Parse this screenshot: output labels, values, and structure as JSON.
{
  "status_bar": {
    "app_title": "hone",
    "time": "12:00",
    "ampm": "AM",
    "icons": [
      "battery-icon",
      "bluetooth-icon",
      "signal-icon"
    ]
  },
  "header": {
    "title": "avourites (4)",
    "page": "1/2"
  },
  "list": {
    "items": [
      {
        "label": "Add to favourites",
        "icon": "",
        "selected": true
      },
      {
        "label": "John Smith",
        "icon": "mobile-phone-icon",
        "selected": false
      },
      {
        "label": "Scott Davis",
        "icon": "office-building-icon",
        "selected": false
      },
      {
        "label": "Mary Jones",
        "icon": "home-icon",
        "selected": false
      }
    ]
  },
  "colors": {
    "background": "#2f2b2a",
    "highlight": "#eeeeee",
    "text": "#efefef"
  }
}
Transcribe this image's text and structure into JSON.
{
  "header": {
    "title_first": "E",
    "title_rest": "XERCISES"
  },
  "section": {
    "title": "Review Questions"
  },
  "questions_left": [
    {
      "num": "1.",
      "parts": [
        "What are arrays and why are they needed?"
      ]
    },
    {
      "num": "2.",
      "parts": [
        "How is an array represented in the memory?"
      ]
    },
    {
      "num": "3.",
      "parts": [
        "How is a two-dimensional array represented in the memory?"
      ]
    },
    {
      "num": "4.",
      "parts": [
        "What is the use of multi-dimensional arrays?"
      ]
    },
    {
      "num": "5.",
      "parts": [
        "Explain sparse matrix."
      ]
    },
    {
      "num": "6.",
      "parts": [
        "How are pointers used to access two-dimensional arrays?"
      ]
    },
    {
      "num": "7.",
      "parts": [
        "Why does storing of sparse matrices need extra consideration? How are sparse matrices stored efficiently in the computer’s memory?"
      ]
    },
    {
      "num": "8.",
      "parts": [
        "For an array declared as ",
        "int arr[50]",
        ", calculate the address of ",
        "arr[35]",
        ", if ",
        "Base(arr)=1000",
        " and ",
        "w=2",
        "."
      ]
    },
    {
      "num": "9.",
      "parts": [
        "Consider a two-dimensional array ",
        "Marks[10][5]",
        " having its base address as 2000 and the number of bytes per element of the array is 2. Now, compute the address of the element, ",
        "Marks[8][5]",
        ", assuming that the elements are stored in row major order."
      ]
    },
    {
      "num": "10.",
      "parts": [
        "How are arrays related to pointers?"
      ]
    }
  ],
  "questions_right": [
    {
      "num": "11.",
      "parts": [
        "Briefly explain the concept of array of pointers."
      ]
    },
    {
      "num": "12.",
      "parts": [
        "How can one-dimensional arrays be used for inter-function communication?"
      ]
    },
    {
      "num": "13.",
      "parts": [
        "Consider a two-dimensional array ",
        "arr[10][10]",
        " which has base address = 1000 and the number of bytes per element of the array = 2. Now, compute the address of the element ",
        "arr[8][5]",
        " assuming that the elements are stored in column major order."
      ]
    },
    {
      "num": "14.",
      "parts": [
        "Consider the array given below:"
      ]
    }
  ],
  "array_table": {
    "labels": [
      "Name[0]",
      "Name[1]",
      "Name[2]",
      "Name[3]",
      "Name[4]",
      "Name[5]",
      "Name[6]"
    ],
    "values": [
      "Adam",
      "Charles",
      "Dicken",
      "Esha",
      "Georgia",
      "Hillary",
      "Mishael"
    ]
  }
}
++++++++++
● **Your objective**
Each line in the material above must be retyped without alteration.

● **Expected answer**
Parse this screenshot: output labels, values, and structure as JSON.
{
  "status_bar": {
    "app_title": "hone",
    "time": "12:00",
    "ampm": "AM",
    "icons": [
      "battery-icon",
      "bluetooth-icon",
      "signal-icon"
    ]
  },
  "header": {
    "title": "avourites (4)",
    "page": "1/2"
  },
  "list": {
    "items": [
      {
        "label": "Add to favourites",
        "icon": "",
        "selected": true
      },
      {
        "label": "John Smith",
        "icon": "mobile-phone-icon",
        "selected": false
      },
      {
        "label": "Scott Davis",
        "icon": "office-building-icon",
        "selected": false
      },
      {
        "label": "Mary Jones",
        "icon": "home-icon",
        "selected": false
      }
    ]
  },
  "colors": {
    "background": "#2f2b2a",
    "highlight": "#eeeeee",
    "text": "#efefef"
  }
}
Transcribe this image's text and structure into JSON.
{
  "header": {
    "title_first": "E",
    "title_rest": "XERCISES"
  },
  "section": {
    "title": "Review Questions"
  },
  "questions_left": [
    {
      "num": "1.",
      "parts": [
        "What are arrays and why are they needed?"
      ]
    },
    {
      "num": "2.",
      "parts": [
        "How is an array represented in the memory?"
      ]
    },
    {
      "num": "3.",
      "parts": [
        "How is a two-dimensional array represented in the memory?"
      ]
    },
    {
      "num": "4.",
      "parts": [
        "What is the use of multi-dimensional arrays?"
      ]
    },
    {
      "num": "5.",
      "parts": [
        "Explain sparse matrix."
      ]
    },
    {
      "num": "6.",
      "parts": [
        "How are pointers used to access two-dimensional arrays?"
      ]
    },
    {
      "num": "7.",
      "parts": [
        "Why does storing of sparse matrices need extra consideration? How are sparse matrices stored efficiently in the computer’s memory?"
      ]
    },
    {
      "num": "8.",
      "parts": [
        "For an array declared as ",
        "int arr[50]",
        ", calculate the address of ",
        "arr[35]",
        ", if ",
        "Base(arr)=1000",
        " and ",
        "w=2",
        "."
      ]
    },
    {
      "num": "9.",
      "parts": [
        "Consider a two-dimensional array ",
        "Marks[10][5]",
        " having its base address as 2000 and the number of bytes per element of the array is 2. Now, compute the address of the element, ",
        "Marks[8][5]",
        ", assuming that the elements are stored in row major order."
      ]
    },
    {
      "num": "10.",
      "parts": [
        "How are arrays related to pointers?"
      ]
    }
  ],
  "questions_right": [
    {
      "num": "11.",
      "parts": [
        "Briefly explain the concept of array of pointers."
      ]
    },
    {
      "num": "12.",
      "parts": [
        "How can one-dimensional arrays be used for inter-function communication?"
      ]
    },
    {
      "num": "13.",
      "parts": [
        "Consider a two-dimensional array ",
        "arr[10][10]",
        " which has base address = 1000 and the number of bytes per element of the array = 2. Now, compute the address of the element ",
        "arr[8][5]",
        " assuming that the elements are stored in column major order."
      ]
    },
    {
      "num": "14.",
      "parts": [
        "Consider the array given below:"
      ]
    }
  ],
  "array_table": {
    "labels": [
      "Name[0]",
      "Name[1]",
      "Name[2]",
      "Name[3]",
      "Name[4]",
      "Name[5]",
      "Name[6]"
    ],
    "values": [
      "Adam",
      "Charles",
      "Dicken",
      "Esha",
      "Georgia",
      "Hillary",
      "Mishael"
    ]
  }
}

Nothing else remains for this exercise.